▼
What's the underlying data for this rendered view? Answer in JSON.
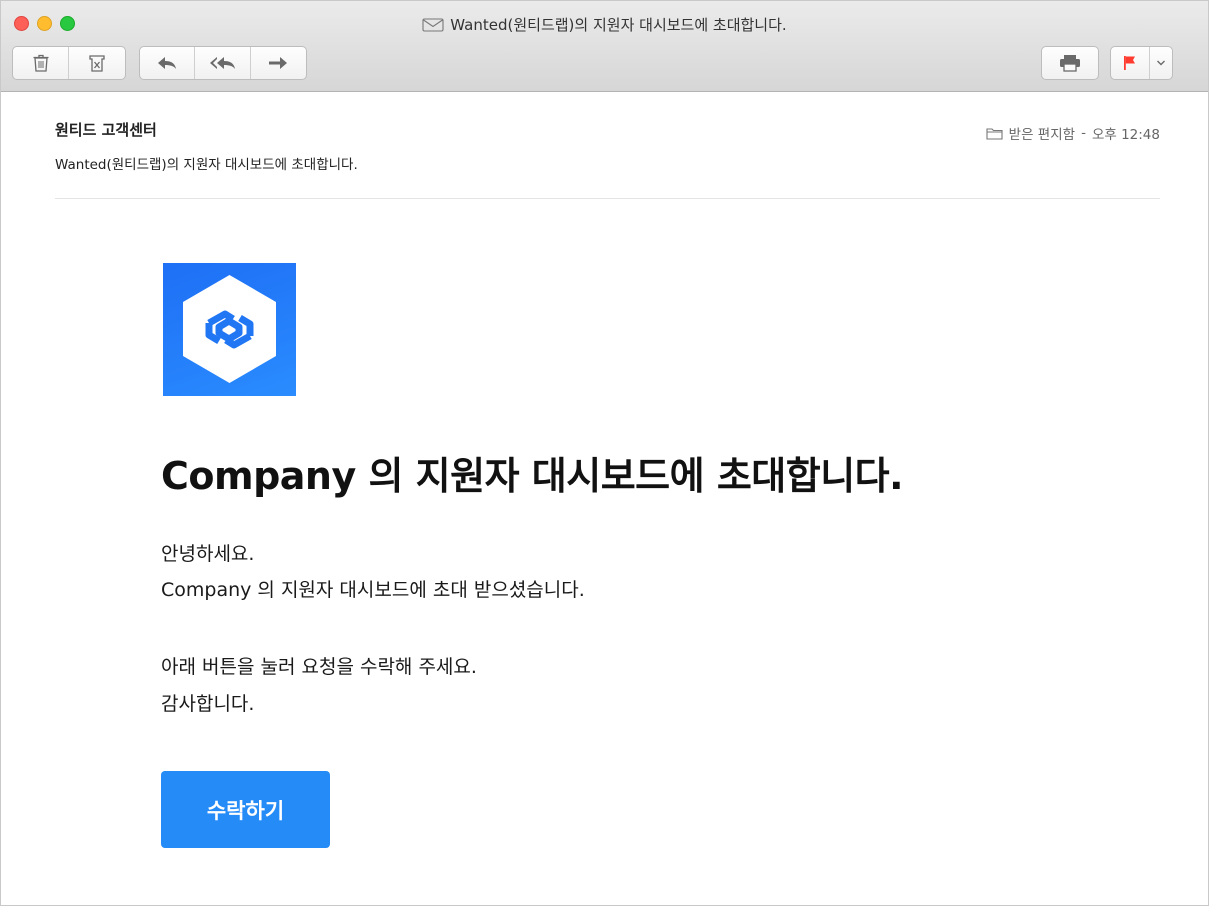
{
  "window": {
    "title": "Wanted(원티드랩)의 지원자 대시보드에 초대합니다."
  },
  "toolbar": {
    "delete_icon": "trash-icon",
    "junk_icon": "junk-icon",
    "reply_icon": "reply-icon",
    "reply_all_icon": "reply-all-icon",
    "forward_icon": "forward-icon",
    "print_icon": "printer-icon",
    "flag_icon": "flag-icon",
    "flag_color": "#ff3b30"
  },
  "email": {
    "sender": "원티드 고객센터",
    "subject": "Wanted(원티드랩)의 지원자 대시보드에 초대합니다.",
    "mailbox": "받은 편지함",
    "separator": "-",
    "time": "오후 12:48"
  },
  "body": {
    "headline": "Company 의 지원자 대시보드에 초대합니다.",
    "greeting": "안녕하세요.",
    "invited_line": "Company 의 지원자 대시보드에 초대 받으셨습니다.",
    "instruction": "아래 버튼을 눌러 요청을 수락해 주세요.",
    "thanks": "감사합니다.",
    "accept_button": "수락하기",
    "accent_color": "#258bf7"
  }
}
▲
(WRITTEN TASK): Copy each line exactly, and leave the pictures out of your copy.

(EXERCISE RESULT):
What's the underlying data for this rendered view? Answer in JSON.
{
  "window": {
    "title": "Wanted(원티드랩)의 지원자 대시보드에 초대합니다."
  },
  "toolbar": {
    "delete_icon": "trash-icon",
    "junk_icon": "junk-icon",
    "reply_icon": "reply-icon",
    "reply_all_icon": "reply-all-icon",
    "forward_icon": "forward-icon",
    "print_icon": "printer-icon",
    "flag_icon": "flag-icon",
    "flag_color": "#ff3b30"
  },
  "email": {
    "sender": "원티드 고객센터",
    "subject": "Wanted(원티드랩)의 지원자 대시보드에 초대합니다.",
    "mailbox": "받은 편지함",
    "separator": "-",
    "time": "오후 12:48"
  },
  "body": {
    "headline": "Company 의 지원자 대시보드에 초대합니다.",
    "greeting": "안녕하세요.",
    "invited_line": "Company 의 지원자 대시보드에 초대 받으셨습니다.",
    "instruction": "아래 버튼을 눌러 요청을 수락해 주세요.",
    "thanks": "감사합니다.",
    "accept_button": "수락하기",
    "accent_color": "#258bf7"
  }
}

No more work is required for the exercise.